-- What the task requires --
Lines containing the word "комитетом" are the ones to copy from the records below.

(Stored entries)
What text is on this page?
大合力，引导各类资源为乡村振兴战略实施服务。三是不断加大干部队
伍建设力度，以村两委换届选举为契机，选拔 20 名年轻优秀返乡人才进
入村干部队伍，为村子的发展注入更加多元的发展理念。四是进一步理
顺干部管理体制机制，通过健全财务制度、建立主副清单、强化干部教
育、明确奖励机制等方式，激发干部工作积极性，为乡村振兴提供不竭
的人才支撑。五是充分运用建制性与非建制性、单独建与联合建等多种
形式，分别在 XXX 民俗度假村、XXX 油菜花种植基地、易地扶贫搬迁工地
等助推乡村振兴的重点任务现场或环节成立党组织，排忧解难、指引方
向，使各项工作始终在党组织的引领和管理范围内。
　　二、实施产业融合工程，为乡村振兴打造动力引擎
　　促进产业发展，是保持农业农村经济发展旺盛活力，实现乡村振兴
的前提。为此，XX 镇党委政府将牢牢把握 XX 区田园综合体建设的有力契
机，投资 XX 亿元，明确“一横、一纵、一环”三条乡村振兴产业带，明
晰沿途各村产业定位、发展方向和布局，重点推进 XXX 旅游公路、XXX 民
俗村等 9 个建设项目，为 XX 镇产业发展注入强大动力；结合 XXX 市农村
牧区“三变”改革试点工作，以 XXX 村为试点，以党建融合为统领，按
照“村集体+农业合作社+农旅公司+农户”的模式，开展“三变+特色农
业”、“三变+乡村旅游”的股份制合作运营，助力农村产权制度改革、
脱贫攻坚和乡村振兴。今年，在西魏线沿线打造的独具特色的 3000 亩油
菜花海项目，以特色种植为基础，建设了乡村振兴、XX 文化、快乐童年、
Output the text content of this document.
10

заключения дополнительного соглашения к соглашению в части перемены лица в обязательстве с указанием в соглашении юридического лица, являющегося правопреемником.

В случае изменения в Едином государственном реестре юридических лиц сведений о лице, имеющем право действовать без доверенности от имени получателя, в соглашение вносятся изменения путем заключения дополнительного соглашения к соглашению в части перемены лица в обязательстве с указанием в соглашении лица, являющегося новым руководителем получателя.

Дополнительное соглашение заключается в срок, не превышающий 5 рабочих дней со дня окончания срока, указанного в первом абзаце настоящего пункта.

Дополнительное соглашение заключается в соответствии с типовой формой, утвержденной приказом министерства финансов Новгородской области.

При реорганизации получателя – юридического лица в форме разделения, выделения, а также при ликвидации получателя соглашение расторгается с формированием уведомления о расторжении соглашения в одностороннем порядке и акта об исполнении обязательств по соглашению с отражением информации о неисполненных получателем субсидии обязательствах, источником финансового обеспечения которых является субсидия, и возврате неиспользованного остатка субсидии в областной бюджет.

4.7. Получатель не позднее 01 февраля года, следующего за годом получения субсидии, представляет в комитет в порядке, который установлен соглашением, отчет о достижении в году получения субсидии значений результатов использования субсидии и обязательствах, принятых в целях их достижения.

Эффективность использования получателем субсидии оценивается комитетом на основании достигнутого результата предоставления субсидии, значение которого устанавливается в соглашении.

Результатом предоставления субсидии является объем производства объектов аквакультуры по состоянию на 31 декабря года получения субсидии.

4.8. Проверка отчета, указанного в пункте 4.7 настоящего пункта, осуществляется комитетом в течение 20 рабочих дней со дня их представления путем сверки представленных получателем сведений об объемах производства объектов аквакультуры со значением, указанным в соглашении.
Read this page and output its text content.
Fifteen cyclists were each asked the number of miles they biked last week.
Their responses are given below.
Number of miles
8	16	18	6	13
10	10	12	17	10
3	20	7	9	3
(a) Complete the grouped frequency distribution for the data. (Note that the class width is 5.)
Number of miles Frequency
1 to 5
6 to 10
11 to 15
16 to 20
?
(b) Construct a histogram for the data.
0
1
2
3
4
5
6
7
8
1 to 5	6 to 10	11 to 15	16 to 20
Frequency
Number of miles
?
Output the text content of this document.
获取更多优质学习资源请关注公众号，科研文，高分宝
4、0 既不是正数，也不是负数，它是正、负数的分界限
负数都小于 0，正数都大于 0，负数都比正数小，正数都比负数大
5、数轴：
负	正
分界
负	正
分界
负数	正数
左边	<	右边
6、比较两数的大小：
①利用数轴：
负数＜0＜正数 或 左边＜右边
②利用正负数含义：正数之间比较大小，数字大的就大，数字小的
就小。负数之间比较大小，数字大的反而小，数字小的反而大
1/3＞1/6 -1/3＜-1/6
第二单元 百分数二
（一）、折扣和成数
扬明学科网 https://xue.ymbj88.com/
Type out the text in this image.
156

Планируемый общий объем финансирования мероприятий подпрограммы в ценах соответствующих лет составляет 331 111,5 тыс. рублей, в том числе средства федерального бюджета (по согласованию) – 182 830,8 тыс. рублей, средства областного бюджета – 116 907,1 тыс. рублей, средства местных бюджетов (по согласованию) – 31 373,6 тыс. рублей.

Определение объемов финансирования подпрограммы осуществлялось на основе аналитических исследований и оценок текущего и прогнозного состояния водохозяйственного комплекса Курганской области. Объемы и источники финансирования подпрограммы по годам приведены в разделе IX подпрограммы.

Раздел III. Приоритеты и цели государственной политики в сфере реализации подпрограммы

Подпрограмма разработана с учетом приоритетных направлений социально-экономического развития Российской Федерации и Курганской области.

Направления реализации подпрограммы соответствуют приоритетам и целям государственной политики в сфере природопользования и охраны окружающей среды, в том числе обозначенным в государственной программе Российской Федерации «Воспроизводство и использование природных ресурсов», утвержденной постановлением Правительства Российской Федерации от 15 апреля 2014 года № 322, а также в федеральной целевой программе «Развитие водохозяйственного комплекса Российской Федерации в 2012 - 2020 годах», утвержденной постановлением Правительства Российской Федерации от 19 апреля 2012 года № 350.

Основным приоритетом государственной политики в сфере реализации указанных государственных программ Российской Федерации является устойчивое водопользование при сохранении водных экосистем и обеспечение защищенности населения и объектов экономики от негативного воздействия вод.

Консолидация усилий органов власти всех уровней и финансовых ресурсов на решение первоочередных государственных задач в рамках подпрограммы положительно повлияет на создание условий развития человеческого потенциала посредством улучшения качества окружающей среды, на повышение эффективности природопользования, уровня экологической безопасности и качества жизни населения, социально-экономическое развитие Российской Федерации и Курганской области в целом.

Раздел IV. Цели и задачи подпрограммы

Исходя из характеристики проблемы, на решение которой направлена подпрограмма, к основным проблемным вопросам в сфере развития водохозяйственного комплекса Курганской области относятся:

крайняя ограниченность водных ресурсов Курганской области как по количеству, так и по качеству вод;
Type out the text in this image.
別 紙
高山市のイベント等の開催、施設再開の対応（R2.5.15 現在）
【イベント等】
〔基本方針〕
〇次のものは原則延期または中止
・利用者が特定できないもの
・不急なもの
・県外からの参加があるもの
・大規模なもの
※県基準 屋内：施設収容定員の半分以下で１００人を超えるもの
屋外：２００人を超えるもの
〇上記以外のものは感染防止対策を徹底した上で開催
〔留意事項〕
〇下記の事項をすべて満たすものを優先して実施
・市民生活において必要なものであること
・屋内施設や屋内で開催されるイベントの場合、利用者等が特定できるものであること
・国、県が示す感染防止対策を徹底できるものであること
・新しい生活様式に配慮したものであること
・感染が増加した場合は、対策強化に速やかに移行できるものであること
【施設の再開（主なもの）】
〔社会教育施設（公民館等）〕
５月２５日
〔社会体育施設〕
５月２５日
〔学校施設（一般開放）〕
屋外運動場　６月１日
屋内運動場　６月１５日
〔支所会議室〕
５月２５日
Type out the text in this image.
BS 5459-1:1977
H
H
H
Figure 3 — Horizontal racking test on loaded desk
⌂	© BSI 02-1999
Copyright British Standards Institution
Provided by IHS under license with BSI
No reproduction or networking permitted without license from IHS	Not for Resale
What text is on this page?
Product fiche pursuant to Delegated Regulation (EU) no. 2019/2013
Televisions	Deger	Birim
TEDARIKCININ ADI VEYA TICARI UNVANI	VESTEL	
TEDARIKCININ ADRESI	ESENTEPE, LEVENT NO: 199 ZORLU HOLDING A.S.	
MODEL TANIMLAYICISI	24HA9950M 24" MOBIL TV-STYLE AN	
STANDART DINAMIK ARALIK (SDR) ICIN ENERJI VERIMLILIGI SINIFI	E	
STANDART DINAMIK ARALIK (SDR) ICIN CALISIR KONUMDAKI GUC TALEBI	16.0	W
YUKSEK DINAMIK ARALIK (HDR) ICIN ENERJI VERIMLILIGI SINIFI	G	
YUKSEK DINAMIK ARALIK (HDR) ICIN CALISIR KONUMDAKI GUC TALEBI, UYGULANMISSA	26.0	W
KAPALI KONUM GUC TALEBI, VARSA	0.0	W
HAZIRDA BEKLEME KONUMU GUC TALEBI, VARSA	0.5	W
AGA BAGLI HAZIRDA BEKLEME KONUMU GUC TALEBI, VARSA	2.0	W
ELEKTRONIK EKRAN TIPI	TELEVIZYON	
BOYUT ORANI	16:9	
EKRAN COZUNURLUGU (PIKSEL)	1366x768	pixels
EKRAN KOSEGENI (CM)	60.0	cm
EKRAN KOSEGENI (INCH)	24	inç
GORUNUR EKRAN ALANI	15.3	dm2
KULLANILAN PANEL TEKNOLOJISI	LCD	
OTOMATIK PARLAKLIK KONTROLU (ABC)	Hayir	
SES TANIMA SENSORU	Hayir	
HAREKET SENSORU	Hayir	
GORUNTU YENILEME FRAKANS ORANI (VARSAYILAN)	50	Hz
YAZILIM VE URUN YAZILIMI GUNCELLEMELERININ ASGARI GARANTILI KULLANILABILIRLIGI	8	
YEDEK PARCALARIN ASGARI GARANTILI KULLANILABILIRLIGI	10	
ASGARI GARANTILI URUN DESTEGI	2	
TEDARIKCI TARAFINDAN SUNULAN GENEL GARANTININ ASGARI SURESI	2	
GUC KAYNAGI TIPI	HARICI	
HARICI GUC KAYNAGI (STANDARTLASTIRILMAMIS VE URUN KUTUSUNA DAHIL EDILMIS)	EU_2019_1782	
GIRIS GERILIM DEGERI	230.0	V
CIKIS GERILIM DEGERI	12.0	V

-- Completed exercise --
Эффективность использования получателем субсидии оценивается комитетом на основании достигнутого результата предоставления субсидии, значение которого устанавливается в соглашении.
4.8. Проверка отчета, указанного в пункте 4.7 настоящего пункта, осуществляется комитетом в течение 20 рабочих дней со дня их представления путем сверки представленных получателем сведений об объемах производства объектов аквакультуры со значением, указанным в соглашении.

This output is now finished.